Set task. The exercise asks you to copy every line below in which "core" appears.

(Figure data in JSON)
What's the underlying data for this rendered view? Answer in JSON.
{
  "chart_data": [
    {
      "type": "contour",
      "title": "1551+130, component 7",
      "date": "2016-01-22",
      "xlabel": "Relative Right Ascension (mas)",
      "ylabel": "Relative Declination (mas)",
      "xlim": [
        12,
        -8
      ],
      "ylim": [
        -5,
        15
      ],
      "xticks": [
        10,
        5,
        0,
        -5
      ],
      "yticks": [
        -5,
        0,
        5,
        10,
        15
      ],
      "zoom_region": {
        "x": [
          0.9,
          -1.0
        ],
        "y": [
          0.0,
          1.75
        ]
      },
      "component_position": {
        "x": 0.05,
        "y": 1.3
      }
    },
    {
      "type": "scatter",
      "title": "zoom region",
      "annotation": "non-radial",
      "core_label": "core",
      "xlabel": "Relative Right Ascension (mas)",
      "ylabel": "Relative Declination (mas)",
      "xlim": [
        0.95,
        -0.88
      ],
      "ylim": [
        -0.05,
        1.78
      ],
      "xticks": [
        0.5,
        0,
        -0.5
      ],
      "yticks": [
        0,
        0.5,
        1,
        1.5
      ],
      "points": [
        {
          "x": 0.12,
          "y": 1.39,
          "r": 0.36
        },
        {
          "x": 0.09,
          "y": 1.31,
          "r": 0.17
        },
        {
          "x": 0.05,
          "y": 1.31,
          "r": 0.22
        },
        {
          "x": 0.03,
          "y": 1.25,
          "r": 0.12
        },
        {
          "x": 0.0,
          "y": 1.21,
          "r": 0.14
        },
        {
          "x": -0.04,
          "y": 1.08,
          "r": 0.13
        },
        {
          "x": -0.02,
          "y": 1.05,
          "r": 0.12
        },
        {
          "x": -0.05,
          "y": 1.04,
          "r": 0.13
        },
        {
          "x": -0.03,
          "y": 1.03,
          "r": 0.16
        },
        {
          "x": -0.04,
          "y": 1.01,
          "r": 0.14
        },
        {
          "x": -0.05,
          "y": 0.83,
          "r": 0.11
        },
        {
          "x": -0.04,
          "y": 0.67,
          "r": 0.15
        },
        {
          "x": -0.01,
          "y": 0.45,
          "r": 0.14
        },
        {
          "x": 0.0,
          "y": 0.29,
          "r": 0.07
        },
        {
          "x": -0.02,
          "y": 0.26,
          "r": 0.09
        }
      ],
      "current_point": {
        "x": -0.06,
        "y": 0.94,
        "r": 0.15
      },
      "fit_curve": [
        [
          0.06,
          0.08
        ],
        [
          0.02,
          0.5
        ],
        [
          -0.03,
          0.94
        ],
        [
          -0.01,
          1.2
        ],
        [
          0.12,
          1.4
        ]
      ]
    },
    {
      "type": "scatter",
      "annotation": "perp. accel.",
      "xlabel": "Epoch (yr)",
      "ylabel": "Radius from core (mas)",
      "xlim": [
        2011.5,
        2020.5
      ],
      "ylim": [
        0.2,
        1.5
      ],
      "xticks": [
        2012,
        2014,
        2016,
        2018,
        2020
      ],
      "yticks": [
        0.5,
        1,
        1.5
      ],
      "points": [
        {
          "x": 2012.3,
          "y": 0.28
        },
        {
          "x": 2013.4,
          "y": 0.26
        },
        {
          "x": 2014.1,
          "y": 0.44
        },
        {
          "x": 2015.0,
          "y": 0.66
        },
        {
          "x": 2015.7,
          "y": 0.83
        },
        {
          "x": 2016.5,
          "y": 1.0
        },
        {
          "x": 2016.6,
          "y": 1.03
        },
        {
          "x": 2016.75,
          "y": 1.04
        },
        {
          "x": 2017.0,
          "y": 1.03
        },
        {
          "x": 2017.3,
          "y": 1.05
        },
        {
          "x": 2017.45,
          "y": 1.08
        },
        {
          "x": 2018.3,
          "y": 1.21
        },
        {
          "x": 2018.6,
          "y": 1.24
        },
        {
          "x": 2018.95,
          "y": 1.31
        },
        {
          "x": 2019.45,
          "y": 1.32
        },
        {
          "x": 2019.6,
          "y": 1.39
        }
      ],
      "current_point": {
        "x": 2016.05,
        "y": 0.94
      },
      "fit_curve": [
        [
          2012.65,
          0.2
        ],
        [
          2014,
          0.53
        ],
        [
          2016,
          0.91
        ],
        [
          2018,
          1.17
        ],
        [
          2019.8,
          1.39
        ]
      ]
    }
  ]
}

Written answer.
      "core_label": "core",
      "ylabel": "Radius from core (mas)",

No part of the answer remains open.